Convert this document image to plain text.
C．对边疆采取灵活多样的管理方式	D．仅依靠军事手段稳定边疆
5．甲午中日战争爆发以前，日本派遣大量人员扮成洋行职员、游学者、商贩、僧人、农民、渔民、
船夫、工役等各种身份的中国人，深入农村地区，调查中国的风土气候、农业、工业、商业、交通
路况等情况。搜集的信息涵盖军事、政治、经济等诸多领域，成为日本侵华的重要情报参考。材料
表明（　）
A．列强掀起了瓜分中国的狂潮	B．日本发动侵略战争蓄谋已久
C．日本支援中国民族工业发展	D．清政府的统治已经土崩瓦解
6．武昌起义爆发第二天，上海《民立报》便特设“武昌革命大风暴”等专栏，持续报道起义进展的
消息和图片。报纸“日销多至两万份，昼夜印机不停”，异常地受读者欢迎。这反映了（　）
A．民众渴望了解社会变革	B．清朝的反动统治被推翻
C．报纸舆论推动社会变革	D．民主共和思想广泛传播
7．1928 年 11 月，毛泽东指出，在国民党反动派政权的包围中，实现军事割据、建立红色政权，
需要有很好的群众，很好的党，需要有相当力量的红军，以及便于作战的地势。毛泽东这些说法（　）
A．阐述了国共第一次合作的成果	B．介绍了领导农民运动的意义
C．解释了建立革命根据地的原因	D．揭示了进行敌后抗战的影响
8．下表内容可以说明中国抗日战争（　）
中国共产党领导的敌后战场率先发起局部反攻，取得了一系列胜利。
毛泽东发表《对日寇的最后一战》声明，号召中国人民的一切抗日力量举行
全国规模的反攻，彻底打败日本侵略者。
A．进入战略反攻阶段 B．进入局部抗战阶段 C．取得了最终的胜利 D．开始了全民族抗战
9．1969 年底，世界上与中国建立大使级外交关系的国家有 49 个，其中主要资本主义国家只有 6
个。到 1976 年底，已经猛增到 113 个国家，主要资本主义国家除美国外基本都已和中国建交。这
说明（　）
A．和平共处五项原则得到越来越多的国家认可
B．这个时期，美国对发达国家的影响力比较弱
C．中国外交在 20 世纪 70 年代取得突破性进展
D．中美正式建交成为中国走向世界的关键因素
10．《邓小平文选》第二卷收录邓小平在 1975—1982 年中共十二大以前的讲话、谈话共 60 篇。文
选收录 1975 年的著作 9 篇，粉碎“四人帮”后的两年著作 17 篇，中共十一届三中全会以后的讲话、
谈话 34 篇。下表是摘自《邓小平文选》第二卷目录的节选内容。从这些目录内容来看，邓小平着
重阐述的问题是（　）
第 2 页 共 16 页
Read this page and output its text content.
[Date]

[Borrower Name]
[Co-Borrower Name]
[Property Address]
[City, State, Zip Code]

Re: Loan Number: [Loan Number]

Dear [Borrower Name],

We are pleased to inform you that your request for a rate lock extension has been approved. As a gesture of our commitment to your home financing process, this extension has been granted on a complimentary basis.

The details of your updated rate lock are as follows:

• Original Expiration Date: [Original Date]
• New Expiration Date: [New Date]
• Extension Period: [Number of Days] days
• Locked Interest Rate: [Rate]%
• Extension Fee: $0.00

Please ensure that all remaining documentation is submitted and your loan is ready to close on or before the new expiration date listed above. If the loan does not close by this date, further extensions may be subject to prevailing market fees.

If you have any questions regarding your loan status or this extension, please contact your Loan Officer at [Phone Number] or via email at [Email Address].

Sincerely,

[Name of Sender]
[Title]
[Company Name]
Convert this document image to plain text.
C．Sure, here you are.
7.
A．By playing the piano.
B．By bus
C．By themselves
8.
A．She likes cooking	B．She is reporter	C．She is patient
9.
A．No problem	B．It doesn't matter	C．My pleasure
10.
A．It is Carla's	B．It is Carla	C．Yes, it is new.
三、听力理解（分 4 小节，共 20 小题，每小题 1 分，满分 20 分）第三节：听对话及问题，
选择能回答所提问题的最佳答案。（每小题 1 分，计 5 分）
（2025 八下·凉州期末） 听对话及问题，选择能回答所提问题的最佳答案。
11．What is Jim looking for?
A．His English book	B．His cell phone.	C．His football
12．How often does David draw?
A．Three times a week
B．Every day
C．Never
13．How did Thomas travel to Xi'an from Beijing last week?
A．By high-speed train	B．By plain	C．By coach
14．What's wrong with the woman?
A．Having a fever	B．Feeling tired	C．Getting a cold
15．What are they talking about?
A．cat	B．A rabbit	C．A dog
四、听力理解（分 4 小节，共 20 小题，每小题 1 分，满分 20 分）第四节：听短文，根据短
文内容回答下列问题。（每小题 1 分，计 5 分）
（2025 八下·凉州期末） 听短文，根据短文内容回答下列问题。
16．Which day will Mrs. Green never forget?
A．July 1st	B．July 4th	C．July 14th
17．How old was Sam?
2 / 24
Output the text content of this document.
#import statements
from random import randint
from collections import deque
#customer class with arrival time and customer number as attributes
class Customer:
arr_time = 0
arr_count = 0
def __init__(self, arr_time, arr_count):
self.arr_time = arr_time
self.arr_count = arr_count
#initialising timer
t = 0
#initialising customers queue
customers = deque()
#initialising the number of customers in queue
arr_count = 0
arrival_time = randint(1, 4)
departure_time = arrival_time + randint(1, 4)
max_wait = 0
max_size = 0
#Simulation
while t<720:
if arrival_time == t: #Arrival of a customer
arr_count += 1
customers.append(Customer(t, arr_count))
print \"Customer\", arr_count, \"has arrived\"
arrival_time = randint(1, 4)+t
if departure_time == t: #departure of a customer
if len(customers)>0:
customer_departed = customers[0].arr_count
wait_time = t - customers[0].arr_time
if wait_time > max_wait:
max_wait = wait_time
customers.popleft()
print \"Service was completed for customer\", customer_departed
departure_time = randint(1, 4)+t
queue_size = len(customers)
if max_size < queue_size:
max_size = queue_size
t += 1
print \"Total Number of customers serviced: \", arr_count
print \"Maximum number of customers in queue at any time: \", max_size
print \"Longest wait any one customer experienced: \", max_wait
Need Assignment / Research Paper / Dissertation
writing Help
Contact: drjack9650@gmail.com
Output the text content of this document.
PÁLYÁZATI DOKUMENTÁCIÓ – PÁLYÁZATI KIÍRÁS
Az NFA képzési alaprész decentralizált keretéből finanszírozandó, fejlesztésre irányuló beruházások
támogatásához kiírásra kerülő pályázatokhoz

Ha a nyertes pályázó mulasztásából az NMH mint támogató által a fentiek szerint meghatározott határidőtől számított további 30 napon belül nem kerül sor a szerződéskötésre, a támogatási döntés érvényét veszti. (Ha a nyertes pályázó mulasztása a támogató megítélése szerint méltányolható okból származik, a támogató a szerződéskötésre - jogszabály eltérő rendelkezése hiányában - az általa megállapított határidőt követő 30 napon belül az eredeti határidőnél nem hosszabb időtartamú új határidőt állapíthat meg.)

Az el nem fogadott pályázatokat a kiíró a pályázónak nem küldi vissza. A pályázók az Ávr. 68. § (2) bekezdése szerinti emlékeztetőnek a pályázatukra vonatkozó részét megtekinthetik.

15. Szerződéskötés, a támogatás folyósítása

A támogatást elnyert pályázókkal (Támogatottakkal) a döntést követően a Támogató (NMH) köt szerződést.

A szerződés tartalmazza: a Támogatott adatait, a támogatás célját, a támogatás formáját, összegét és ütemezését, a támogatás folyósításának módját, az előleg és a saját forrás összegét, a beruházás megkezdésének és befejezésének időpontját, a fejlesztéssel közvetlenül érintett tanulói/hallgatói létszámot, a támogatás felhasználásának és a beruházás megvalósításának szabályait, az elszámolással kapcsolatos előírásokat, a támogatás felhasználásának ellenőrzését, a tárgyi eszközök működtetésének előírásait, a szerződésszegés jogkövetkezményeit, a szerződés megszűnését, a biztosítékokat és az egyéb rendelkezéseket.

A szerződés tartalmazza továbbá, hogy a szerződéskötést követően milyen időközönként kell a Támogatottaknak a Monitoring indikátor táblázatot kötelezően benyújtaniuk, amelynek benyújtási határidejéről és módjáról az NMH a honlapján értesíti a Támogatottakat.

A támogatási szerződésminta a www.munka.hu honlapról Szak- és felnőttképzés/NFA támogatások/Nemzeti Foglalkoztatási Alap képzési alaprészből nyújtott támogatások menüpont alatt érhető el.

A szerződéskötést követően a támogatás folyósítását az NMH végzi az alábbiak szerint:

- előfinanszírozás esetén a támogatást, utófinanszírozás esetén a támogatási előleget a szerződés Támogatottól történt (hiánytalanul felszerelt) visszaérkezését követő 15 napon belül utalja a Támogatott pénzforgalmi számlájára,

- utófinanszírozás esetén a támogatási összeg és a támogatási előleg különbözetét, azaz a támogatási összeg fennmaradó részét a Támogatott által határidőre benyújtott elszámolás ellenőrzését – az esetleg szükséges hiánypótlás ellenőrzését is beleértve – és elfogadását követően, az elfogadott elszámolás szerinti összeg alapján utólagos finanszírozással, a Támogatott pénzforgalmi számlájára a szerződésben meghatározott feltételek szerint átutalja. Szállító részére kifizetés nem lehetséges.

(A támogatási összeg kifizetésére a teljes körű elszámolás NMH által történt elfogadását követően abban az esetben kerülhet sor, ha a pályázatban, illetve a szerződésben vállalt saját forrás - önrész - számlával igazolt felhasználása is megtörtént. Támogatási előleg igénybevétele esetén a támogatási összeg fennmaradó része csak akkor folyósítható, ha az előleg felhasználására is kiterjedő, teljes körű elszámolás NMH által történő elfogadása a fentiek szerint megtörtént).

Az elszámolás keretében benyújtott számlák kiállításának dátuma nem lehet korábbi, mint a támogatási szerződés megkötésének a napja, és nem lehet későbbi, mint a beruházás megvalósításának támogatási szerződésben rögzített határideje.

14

_ _ _ _

Every line of the listing that holds "történt" should be found and copied.

RESULT BELOW:
- előfinanszírozás esetén a támogatást, utófinanszírozás esetén a támogatási előleget a szerződés Támogatottól történt (hiánytalanul felszerelt) visszaérkezését követő 15 napon belül utalja a Támogatott pénzforgalmi számlájára,
(A támogatási összeg kifizetésére a teljes körű elszámolás NMH által történt elfogadását követően abban az esetben kerülhet sor, ha a pályázatban, illetve a szerződésben vállalt saját forrás - önrész - számlával igazolt felhasználása is megtörtént. Támogatási előleg igénybevétele esetén a támogatási összeg fennmaradó része csak akkor folyósítható, ha az előleg felhasználására is kiterjedő, teljes körű elszámolás NMH által történő elfogadása a fentiek szerint megtörtént).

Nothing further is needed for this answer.